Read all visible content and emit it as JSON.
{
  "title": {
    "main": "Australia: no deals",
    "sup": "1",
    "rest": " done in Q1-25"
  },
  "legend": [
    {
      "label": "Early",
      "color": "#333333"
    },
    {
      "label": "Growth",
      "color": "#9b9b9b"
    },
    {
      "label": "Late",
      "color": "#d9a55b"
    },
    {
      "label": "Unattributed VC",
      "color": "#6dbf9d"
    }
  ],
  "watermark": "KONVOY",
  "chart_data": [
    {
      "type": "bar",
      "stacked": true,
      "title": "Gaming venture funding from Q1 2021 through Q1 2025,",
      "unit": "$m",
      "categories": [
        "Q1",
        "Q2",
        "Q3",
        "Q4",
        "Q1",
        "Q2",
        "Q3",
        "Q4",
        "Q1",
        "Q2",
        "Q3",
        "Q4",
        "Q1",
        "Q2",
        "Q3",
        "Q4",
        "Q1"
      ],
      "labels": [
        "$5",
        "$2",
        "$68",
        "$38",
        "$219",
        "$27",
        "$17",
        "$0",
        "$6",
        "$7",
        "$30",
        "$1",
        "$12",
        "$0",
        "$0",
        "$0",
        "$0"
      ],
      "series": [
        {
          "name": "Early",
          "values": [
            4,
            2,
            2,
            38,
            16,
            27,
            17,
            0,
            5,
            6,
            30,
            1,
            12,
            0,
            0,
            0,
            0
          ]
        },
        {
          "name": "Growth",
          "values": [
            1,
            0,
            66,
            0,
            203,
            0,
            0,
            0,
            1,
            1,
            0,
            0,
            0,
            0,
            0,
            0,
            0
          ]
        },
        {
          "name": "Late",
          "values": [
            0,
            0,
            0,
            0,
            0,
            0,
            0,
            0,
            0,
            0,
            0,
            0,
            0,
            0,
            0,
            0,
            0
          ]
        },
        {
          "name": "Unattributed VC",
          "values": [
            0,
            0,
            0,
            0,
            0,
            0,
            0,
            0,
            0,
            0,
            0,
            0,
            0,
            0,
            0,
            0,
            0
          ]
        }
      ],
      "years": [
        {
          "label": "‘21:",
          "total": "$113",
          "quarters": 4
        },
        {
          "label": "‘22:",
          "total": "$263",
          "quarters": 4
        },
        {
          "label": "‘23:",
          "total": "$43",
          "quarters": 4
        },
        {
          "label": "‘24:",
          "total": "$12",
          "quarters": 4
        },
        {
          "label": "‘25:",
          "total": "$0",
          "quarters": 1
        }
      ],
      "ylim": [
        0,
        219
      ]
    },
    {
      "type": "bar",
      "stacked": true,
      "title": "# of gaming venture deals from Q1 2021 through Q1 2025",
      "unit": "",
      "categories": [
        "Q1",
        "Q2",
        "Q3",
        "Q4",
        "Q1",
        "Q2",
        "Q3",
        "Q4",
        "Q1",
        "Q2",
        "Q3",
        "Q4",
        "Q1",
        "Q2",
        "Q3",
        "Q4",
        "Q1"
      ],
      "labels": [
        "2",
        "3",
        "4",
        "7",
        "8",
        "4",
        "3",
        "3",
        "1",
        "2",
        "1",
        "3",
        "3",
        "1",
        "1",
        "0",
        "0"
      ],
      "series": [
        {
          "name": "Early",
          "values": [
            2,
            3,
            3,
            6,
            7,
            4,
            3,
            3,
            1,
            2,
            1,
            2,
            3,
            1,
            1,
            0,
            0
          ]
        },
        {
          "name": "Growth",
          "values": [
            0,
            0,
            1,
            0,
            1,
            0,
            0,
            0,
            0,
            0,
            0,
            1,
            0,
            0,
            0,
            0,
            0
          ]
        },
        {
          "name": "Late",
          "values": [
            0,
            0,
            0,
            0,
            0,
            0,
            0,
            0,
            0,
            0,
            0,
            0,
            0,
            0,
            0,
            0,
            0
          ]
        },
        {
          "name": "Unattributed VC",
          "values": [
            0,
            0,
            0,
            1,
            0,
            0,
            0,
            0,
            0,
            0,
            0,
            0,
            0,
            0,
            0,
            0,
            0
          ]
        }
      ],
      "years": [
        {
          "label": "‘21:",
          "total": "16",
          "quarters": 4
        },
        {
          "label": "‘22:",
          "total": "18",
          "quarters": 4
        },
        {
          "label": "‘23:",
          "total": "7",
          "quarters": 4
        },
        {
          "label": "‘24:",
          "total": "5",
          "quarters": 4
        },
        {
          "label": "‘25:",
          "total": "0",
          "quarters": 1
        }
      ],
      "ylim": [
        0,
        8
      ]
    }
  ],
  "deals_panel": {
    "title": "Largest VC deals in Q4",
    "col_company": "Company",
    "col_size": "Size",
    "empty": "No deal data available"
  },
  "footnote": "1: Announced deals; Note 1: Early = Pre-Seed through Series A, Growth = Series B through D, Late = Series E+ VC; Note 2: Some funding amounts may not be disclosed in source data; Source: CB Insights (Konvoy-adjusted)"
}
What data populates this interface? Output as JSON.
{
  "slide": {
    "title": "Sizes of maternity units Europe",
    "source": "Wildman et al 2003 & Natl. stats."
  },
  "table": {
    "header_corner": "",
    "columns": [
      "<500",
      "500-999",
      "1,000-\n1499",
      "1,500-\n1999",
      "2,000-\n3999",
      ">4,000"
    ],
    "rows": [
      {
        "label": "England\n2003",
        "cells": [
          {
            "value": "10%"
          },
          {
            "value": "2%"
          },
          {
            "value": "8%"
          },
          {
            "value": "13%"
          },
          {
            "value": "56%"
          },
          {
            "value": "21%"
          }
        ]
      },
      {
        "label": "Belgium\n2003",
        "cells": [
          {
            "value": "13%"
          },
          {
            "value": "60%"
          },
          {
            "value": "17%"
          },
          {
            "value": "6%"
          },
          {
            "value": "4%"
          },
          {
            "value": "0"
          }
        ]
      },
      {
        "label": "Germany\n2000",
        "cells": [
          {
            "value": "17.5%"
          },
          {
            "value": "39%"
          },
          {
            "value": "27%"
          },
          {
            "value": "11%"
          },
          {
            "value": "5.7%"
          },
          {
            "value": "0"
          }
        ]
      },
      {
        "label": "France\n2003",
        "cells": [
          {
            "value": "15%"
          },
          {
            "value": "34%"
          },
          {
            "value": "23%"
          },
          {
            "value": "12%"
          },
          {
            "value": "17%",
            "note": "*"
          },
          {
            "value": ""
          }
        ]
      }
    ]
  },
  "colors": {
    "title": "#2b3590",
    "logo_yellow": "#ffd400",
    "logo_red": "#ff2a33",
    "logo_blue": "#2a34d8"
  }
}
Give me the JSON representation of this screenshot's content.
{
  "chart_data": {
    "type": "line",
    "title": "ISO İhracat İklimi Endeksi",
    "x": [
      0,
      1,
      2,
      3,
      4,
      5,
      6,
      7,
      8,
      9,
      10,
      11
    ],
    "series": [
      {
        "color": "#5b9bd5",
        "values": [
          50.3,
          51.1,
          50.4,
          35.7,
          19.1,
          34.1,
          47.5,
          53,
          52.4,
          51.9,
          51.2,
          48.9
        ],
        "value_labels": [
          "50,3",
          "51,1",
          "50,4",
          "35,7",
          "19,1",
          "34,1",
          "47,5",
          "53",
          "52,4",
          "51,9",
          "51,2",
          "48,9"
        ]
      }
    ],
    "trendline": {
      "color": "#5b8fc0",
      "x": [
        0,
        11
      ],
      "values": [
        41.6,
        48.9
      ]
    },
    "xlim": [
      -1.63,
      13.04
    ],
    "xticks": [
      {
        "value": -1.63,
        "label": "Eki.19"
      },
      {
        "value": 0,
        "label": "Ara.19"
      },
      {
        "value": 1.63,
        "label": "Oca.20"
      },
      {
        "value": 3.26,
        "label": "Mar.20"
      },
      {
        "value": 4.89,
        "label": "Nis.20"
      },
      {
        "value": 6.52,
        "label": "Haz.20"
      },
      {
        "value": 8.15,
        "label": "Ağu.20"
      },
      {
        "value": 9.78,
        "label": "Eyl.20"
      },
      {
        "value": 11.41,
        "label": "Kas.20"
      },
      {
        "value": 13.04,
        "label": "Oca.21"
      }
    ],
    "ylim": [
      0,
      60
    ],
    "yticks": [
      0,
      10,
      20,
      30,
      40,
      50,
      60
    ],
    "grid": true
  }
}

What this task involves => In the records above, locate each line with the word "Growth". Copy all such lines.

Correct answer =>
      "label": "Growth",
          "name": "Growth",
          "name": "Growth",
  "footnote": "1: Announced deals; Note 1: Early = Pre-Seed through Series A, Growth = Series B through D, Late = Series E+ VC; Note 2: Some funding amounts may not be disclosed in source data; Source: CB Insights (Konvoy-adjusted)"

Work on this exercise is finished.